Collected data
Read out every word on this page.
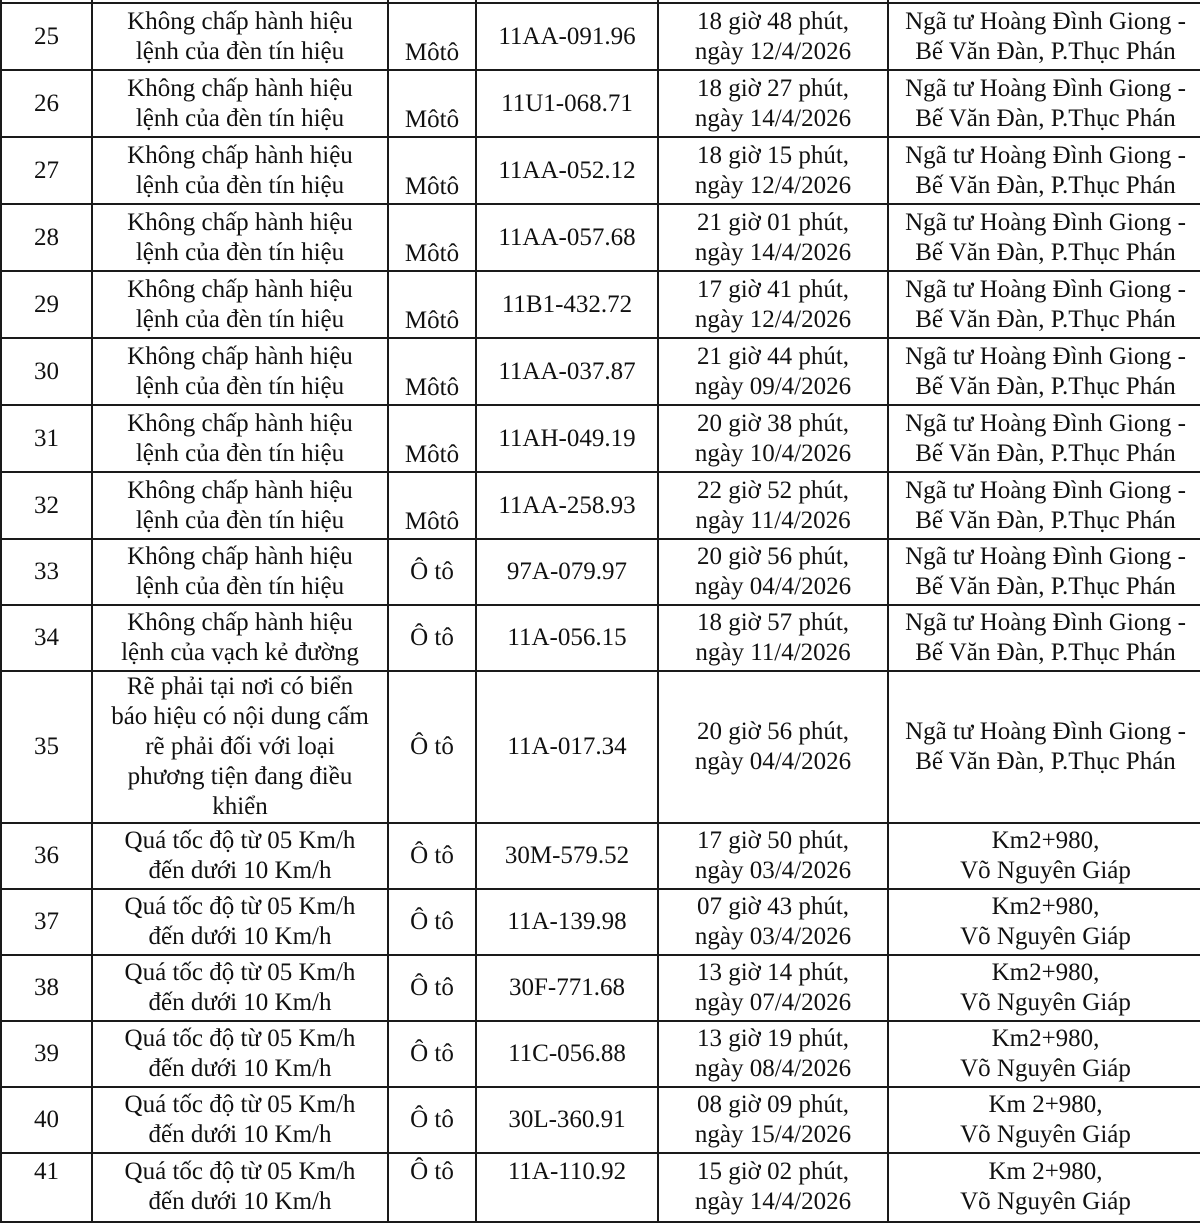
25	Không chấp hành hiệu
lệnh của đèn tín hiệu	Môtô	11AA-091.96	18 giờ 48 phút,
ngày 12/4/2026	Ngã tư Hoàng Đình Giong -
Bế Văn Đàn, P.Thục Phán
26	Không chấp hành hiệu
lệnh của đèn tín hiệu	Môtô	11U1-068.71	18 giờ 27 phút,
ngày 14/4/2026	Ngã tư Hoàng Đình Giong -
Bế Văn Đàn, P.Thục Phán
27	Không chấp hành hiệu
lệnh của đèn tín hiệu	Môtô	11AA-052.12	18 giờ 15 phút,
ngày 12/4/2026	Ngã tư Hoàng Đình Giong -
Bế Văn Đàn, P.Thục Phán
28	Không chấp hành hiệu
lệnh của đèn tín hiệu	Môtô	11AA-057.68	21 giờ 01 phút,
ngày 14/4/2026	Ngã tư Hoàng Đình Giong -
Bế Văn Đàn, P.Thục Phán
29	Không chấp hành hiệu
lệnh của đèn tín hiệu	Môtô	11B1-432.72	17 giờ 41 phút,
ngày 12/4/2026	Ngã tư Hoàng Đình Giong -
Bế Văn Đàn, P.Thục Phán
30	Không chấp hành hiệu
lệnh của đèn tín hiệu	Môtô	11AA-037.87	21 giờ 44 phút,
ngày 09/4/2026	Ngã tư Hoàng Đình Giong -
Bế Văn Đàn, P.Thục Phán
31	Không chấp hành hiệu
lệnh của đèn tín hiệu	Môtô	11AH-049.19	20 giờ 38 phút,
ngày 10/4/2026	Ngã tư Hoàng Đình Giong -
Bế Văn Đàn, P.Thục Phán
32	Không chấp hành hiệu
lệnh của đèn tín hiệu	Môtô	11AA-258.93	22 giờ 52 phút,
ngày 11/4/2026	Ngã tư Hoàng Đình Giong -
Bế Văn Đàn, P.Thục Phán
33	Không chấp hành hiệu
lệnh của đèn tín hiệu	Ô tô	97A-079.97	20 giờ 56 phút,
ngày 04/4/2026	Ngã tư Hoàng Đình Giong -
Bế Văn Đàn, P.Thục Phán
34	Không chấp hành hiệu
lệnh của vạch kẻ đường	Ô tô	11A-056.15	18 giờ 57 phút,
ngày 11/4/2026	Ngã tư Hoàng Đình Giong -
Bế Văn Đàn, P.Thục Phán
35	Rẽ phải tại nơi có biển
báo hiệu có nội dung cấm
rẽ phải đối với loại
phương tiện đang điều
khiển	Ô tô	11A-017.34	20 giờ 56 phút,
ngày 04/4/2026	Ngã tư Hoàng Đình Giong -
Bế Văn Đàn, P.Thục Phán
36	Quá tốc độ từ 05 Km/h
đến dưới 10 Km/h	Ô tô	30M-579.52	17 giờ 50 phút,
ngày 03/4/2026	Km2+980,
Võ Nguyên Giáp
37	Quá tốc độ từ 05 Km/h
đến dưới 10 Km/h	Ô tô	11A-139.98	07 giờ 43 phút,
ngày 03/4/2026	Km2+980,
Võ Nguyên Giáp
38	Quá tốc độ từ 05 Km/h
đến dưới 10 Km/h	Ô tô	30F-771.68	13 giờ 14 phút,
ngày 07/4/2026	Km2+980,
Võ Nguyên Giáp
39	Quá tốc độ từ 05 Km/h
đến dưới 10 Km/h	Ô tô	11C-056.88	13 giờ 19 phút,
ngày 08/4/2026	Km2+980,
Võ Nguyên Giáp
40	Quá tốc độ từ 05 Km/h
đến dưới 10 Km/h	Ô tô	30L-360.91	08 giờ 09 phút,
ngày 15/4/2026	Km 2+980,
Võ Nguyên Giáp
41	Quá tốc độ từ 05 Km/h
đến dưới 10 Km/h	Ô tô	11A-110.92	15 giờ 02 phút,
ngày 14/4/2026	Km 2+980,
Võ Nguyên Giáp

▶ **Your objective**
The records above need to be restated word for word, with the pictures left out.

▶ **Task response**
Read out every word on this page.
25	Không chấp hành hiệu
lệnh của đèn tín hiệu	Môtô	11AA-091.96	18 giờ 48 phút,
ngày 12/4/2026	Ngã tư Hoàng Đình Giong -
Bế Văn Đàn, P.Thục Phán
26	Không chấp hành hiệu
lệnh của đèn tín hiệu	Môtô	11U1-068.71	18 giờ 27 phút,
ngày 14/4/2026	Ngã tư Hoàng Đình Giong -
Bế Văn Đàn, P.Thục Phán
27	Không chấp hành hiệu
lệnh của đèn tín hiệu	Môtô	11AA-052.12	18 giờ 15 phút,
ngày 12/4/2026	Ngã tư Hoàng Đình Giong -
Bế Văn Đàn, P.Thục Phán
28	Không chấp hành hiệu
lệnh của đèn tín hiệu	Môtô	11AA-057.68	21 giờ 01 phút,
ngày 14/4/2026	Ngã tư Hoàng Đình Giong -
Bế Văn Đàn, P.Thục Phán
29	Không chấp hành hiệu
lệnh của đèn tín hiệu	Môtô	11B1-432.72	17 giờ 41 phút,
ngày 12/4/2026	Ngã tư Hoàng Đình Giong -
Bế Văn Đàn, P.Thục Phán
30	Không chấp hành hiệu
lệnh của đèn tín hiệu	Môtô	11AA-037.87	21 giờ 44 phút,
ngày 09/4/2026	Ngã tư Hoàng Đình Giong -
Bế Văn Đàn, P.Thục Phán
31	Không chấp hành hiệu
lệnh của đèn tín hiệu	Môtô	11AH-049.19	20 giờ 38 phút,
ngày 10/4/2026	Ngã tư Hoàng Đình Giong -
Bế Văn Đàn, P.Thục Phán
32	Không chấp hành hiệu
lệnh của đèn tín hiệu	Môtô	11AA-258.93	22 giờ 52 phút,
ngày 11/4/2026	Ngã tư Hoàng Đình Giong -
Bế Văn Đàn, P.Thục Phán
33	Không chấp hành hiệu
lệnh của đèn tín hiệu	Ô tô	97A-079.97	20 giờ 56 phút,
ngày 04/4/2026	Ngã tư Hoàng Đình Giong -
Bế Văn Đàn, P.Thục Phán
34	Không chấp hành hiệu
lệnh của vạch kẻ đường	Ô tô	11A-056.15	18 giờ 57 phút,
ngày 11/4/2026	Ngã tư Hoàng Đình Giong -
Bế Văn Đàn, P.Thục Phán
35	Rẽ phải tại nơi có biển
báo hiệu có nội dung cấm
rẽ phải đối với loại
phương tiện đang điều
khiển	Ô tô	11A-017.34	20 giờ 56 phút,
ngày 04/4/2026	Ngã tư Hoàng Đình Giong -
Bế Văn Đàn, P.Thục Phán
36	Quá tốc độ từ 05 Km/h
đến dưới 10 Km/h	Ô tô	30M-579.52	17 giờ 50 phút,
ngày 03/4/2026	Km2+980,
Võ Nguyên Giáp
37	Quá tốc độ từ 05 Km/h
đến dưới 10 Km/h	Ô tô	11A-139.98	07 giờ 43 phút,
ngày 03/4/2026	Km2+980,
Võ Nguyên Giáp
38	Quá tốc độ từ 05 Km/h
đến dưới 10 Km/h	Ô tô	30F-771.68	13 giờ 14 phút,
ngày 07/4/2026	Km2+980,
Võ Nguyên Giáp
39	Quá tốc độ từ 05 Km/h
đến dưới 10 Km/h	Ô tô	11C-056.88	13 giờ 19 phút,
ngày 08/4/2026	Km2+980,
Võ Nguyên Giáp
40	Quá tốc độ từ 05 Km/h
đến dưới 10 Km/h	Ô tô	30L-360.91	08 giờ 09 phút,
ngày 15/4/2026	Km 2+980,
Võ Nguyên Giáp
41	Quá tốc độ từ 05 Km/h
đến dưới 10 Km/h	Ô tô	11A-110.92	15 giờ 02 phút,
ngày 14/4/2026	Km 2+980,
Võ Nguyên Giáp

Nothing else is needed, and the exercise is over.